# Task to complete
Please copy all the lines that follow, word for word.

━━━━━━━━━━━━━━━━━━━━━━━━━━━━━━

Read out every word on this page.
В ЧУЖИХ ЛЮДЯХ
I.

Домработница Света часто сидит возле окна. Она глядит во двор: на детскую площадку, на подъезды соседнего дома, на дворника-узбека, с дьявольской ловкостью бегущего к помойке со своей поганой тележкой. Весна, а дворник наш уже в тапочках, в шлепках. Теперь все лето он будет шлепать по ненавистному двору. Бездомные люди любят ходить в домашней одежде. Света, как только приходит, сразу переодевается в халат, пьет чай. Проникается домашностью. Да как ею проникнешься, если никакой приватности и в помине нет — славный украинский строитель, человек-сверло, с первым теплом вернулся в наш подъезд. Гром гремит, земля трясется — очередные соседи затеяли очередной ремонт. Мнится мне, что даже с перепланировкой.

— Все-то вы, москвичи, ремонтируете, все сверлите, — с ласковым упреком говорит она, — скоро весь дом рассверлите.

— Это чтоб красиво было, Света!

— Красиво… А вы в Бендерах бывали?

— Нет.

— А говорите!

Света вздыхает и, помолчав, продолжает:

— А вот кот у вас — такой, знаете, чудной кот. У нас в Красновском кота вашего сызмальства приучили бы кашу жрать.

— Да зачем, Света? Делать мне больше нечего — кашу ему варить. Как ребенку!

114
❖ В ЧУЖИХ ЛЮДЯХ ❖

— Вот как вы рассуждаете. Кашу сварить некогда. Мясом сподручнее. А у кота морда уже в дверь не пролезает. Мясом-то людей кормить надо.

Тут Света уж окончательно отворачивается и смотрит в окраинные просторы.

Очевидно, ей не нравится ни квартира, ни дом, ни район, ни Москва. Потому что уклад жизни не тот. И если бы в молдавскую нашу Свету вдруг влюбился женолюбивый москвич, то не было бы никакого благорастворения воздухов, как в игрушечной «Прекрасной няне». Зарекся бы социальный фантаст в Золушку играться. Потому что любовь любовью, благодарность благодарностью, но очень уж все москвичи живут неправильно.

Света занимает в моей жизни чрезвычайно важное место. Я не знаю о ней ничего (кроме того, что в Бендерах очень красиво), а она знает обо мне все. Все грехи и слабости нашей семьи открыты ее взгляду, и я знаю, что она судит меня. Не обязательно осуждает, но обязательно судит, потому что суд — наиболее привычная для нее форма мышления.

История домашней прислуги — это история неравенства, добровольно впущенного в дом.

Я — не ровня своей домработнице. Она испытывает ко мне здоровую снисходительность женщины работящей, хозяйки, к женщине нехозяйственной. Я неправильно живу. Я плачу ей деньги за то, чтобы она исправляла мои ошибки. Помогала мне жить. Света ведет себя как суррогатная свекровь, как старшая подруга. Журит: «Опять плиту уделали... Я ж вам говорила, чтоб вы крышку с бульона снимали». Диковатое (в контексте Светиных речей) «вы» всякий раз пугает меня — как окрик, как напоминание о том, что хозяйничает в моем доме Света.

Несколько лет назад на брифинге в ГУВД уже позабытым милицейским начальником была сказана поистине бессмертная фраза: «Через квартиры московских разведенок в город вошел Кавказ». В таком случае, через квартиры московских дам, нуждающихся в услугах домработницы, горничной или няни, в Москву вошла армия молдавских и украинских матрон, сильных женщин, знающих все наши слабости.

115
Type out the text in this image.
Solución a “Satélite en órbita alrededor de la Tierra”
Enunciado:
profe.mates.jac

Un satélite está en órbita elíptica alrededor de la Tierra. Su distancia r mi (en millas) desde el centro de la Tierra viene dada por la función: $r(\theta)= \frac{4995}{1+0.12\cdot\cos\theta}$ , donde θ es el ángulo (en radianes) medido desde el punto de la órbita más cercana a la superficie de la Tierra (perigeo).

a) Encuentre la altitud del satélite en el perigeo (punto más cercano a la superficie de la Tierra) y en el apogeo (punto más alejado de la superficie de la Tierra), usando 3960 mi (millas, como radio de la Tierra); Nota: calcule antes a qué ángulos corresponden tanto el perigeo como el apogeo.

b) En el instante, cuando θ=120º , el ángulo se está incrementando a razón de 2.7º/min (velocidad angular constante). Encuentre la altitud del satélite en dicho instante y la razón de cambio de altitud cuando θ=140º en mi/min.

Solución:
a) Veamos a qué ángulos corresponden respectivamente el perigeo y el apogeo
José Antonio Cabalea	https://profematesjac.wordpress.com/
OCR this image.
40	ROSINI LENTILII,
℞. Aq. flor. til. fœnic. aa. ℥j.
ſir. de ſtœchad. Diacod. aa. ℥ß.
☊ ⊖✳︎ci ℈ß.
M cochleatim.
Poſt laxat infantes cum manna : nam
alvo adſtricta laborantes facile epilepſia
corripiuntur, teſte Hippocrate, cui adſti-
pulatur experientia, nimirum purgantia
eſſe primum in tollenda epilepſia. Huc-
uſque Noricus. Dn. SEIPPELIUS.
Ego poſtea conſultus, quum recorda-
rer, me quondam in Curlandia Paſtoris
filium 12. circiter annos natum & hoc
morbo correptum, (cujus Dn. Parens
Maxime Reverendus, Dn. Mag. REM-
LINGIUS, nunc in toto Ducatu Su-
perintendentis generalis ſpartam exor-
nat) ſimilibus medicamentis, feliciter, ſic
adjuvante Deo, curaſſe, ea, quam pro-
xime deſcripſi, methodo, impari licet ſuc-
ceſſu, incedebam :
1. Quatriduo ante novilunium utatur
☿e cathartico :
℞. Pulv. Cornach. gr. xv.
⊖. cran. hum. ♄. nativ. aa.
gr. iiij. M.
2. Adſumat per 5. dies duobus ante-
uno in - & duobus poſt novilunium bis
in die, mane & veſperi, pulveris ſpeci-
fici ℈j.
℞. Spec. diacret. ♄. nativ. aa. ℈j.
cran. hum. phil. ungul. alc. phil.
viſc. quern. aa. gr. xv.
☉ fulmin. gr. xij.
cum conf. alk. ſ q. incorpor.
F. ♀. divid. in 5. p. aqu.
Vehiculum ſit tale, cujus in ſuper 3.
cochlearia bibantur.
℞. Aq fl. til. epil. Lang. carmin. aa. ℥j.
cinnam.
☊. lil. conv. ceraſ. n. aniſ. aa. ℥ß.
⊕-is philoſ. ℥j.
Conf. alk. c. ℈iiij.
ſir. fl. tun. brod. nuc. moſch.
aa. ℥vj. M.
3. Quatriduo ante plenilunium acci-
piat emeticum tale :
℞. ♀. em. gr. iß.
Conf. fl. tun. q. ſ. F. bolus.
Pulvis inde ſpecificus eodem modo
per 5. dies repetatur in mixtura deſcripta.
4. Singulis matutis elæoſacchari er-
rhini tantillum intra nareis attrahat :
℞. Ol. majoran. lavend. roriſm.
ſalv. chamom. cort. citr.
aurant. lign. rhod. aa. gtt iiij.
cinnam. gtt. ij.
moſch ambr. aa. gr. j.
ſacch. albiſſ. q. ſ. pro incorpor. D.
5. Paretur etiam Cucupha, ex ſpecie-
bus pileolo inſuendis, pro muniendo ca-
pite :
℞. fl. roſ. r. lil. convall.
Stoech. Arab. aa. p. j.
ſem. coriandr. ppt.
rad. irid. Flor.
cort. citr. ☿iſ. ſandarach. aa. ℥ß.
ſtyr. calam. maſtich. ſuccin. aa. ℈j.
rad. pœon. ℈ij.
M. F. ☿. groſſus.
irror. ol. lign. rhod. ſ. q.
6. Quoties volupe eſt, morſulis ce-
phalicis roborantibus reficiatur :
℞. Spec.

━━━━━━━━━━━━━━━━━━━━━━━━━━━━━━

# Result below
Read out every word on this page.
В ЧУЖИХ ЛЮДЯХ
I.

Домработница Света часто сидит возле окна. Она глядит во двор: на детскую площадку, на подъезды соседнего дома, на дворника-узбека, с дьявольской ловкостью бегущего к помойке со своей поганой тележкой. Весна, а дворник наш уже в тапочках, в шлепках. Теперь все лето он будет шлепать по ненавистному двору. Бездомные люди любят ходить в домашней одежде. Света, как только приходит, сразу переодевается в халат, пьет чай. Проникается домашностью. Да как ею проникнешься, если никакой приватности и в помине нет — славный украинский строитель, человек-сверло, с первым теплом вернулся в наш подъезд. Гром гремит, земля трясется — очередные соседи затеяли очередной ремонт. Мнится мне, что даже с перепланировкой.

— Все-то вы, москвичи, ремонтируете, все сверлите, — с ласковым упреком говорит она, — скоро весь дом рассверлите.

— Это чтоб красиво было, Света!

— Красиво… А вы в Бендерах бывали?

— Нет.

— А говорите!

Света вздыхает и, помолчав, продолжает:

— А вот кот у вас — такой, знаете, чудной кот. У нас в Красновском кота вашего сызмальства приучили бы кашу жрать.

— Да зачем, Света? Делать мне больше нечего — кашу ему варить. Как ребенку!

114
❖ В ЧУЖИХ ЛЮДЯХ ❖

— Вот как вы рассуждаете. Кашу сварить некогда. Мясом сподручнее. А у кота морда уже в дверь не пролезает. Мясом-то людей кормить надо.

Тут Света уж окончательно отворачивается и смотрит в окраинные просторы.

Очевидно, ей не нравится ни квартира, ни дом, ни район, ни Москва. Потому что уклад жизни не тот. И если бы в молдавскую нашу Свету вдруг влюбился женолюбивый москвич, то не было бы никакого благорастворения воздухов, как в игрушечной «Прекрасной няне». Зарекся бы социальный фантаст в Золушку играться. Потому что любовь любовью, благодарность благодарностью, но очень уж все москвичи живут неправильно.

Света занимает в моей жизни чрезвычайно важное место. Я не знаю о ней ничего (кроме того, что в Бендерах очень красиво), а она знает обо мне все. Все грехи и слабости нашей семьи открыты ее взгляду, и я знаю, что она судит меня. Не обязательно осуждает, но обязательно судит, потому что суд — наиболее привычная для нее форма мышления.

История домашней прислуги — это история неравенства, добровольно впущенного в дом.

Я — не ровня своей домработнице. Она испытывает ко мне здоровую снисходительность женщины работящей, хозяйки, к женщине нехозяйственной. Я неправильно живу. Я плачу ей деньги за то, чтобы она исправляла мои ошибки. Помогала мне жить. Света ведет себя как суррогатная свекровь, как старшая подруга. Журит: «Опять плиту уделали... Я ж вам говорила, чтоб вы крышку с бульона снимали». Диковатое (в контексте Светиных речей) «вы» всякий раз пугает меня — как окрик, как напоминание о том, что хозяйничает в моем доме Света.

Несколько лет назад на брифинге в ГУВД уже позабытым милицейским начальником была сказана поистине бессмертная фраза: «Через квартиры московских разведенок в город вошел Кавказ». В таком случае, через квартиры московских дам, нуждающихся в услугах домработницы, горничной или няни, в Москву вошла армия молдавских и украинских матрон, сильных женщин, знающих все наши слабости.

115
Type out the text in this image.
Solución a “Satélite en órbita alrededor de la Tierra”
Enunciado:
profe.mates.jac

Un satélite está en órbita elíptica alrededor de la Tierra. Su distancia r mi (en millas) desde el centro de la Tierra viene dada por la función: $r(\theta)= \frac{4995}{1+0.12\cdot\cos\theta}$ , donde θ es el ángulo (en radianes) medido desde el punto de la órbita más cercana a la superficie de la Tierra (perigeo).

a) Encuentre la altitud del satélite en el perigeo (punto más cercano a la superficie de la Tierra) y en el apogeo (punto más alejado de la superficie de la Tierra), usando 3960 mi (millas, como radio de la Tierra); Nota: calcule antes a qué ángulos corresponden tanto el perigeo como el apogeo.

b) En el instante, cuando θ=120º , el ángulo se está incrementando a razón de 2.7º/min (velocidad angular constante). Encuentre la altitud del satélite en dicho instante y la razón de cambio de altitud cuando θ=140º en mi/min.

Solución:
a) Veamos a qué ángulos corresponden respectivamente el perigeo y el apogeo
José Antonio Cabalea	https://profematesjac.wordpress.com/
OCR this image.
40	ROSINI LENTILII,
℞. Aq. flor. til. fœnic. aa. ℥j.
ſir. de ſtœchad. Diacod. aa. ℥ß.
☊ ⊖✳︎ci ℈ß.
M cochleatim.
Poſt laxat infantes cum manna : nam
alvo adſtricta laborantes facile epilepſia
corripiuntur, teſte Hippocrate, cui adſti-
pulatur experientia, nimirum purgantia
eſſe primum in tollenda epilepſia. Huc-
uſque Noricus. Dn. SEIPPELIUS.
Ego poſtea conſultus, quum recorda-
rer, me quondam in Curlandia Paſtoris
filium 12. circiter annos natum & hoc
morbo correptum, (cujus Dn. Parens
Maxime Reverendus, Dn. Mag. REM-
LINGIUS, nunc in toto Ducatu Su-
perintendentis generalis ſpartam exor-
nat) ſimilibus medicamentis, feliciter, ſic
adjuvante Deo, curaſſe, ea, quam pro-
xime deſcripſi, methodo, impari licet ſuc-
ceſſu, incedebam :
1. Quatriduo ante novilunium utatur
☿e cathartico :
℞. Pulv. Cornach. gr. xv.
⊖. cran. hum. ♄. nativ. aa.
gr. iiij. M.
2. Adſumat per 5. dies duobus ante-
uno in - & duobus poſt novilunium bis
in die, mane & veſperi, pulveris ſpeci-
fici ℈j.
℞. Spec. diacret. ♄. nativ. aa. ℈j.
cran. hum. phil. ungul. alc. phil.
viſc. quern. aa. gr. xv.
☉ fulmin. gr. xij.
cum conf. alk. ſ q. incorpor.
F. ♀. divid. in 5. p. aqu.
Vehiculum ſit tale, cujus in ſuper 3.
cochlearia bibantur.
℞. Aq fl. til. epil. Lang. carmin. aa. ℥j.
cinnam.
☊. lil. conv. ceraſ. n. aniſ. aa. ℥ß.
⊕-is philoſ. ℥j.
Conf. alk. c. ℈iiij.
ſir. fl. tun. brod. nuc. moſch.
aa. ℥vj. M.
3. Quatriduo ante plenilunium acci-
piat emeticum tale :
℞. ♀. em. gr. iß.
Conf. fl. tun. q. ſ. F. bolus.
Pulvis inde ſpecificus eodem modo
per 5. dies repetatur in mixtura deſcripta.
4. Singulis matutis elæoſacchari er-
rhini tantillum intra nareis attrahat :
℞. Ol. majoran. lavend. roriſm.
ſalv. chamom. cort. citr.
aurant. lign. rhod. aa. gtt iiij.
cinnam. gtt. ij.
moſch ambr. aa. gr. j.
ſacch. albiſſ. q. ſ. pro incorpor. D.
5. Paretur etiam Cucupha, ex ſpecie-
bus pileolo inſuendis, pro muniendo ca-
pite :
℞. fl. roſ. r. lil. convall.
Stoech. Arab. aa. p. j.
ſem. coriandr. ppt.
rad. irid. Flor.
cort. citr. ☿iſ. ſandarach. aa. ℥ß.
ſtyr. calam. maſtich. ſuccin. aa. ℈j.
rad. pœon. ℈ij.
M. F. ☿. groſſus.
irror. ol. lign. rhod. ſ. q.
6. Quoties volupe eſt, morſulis ce-
phalicis roborantibus reficiatur :
℞. Spec.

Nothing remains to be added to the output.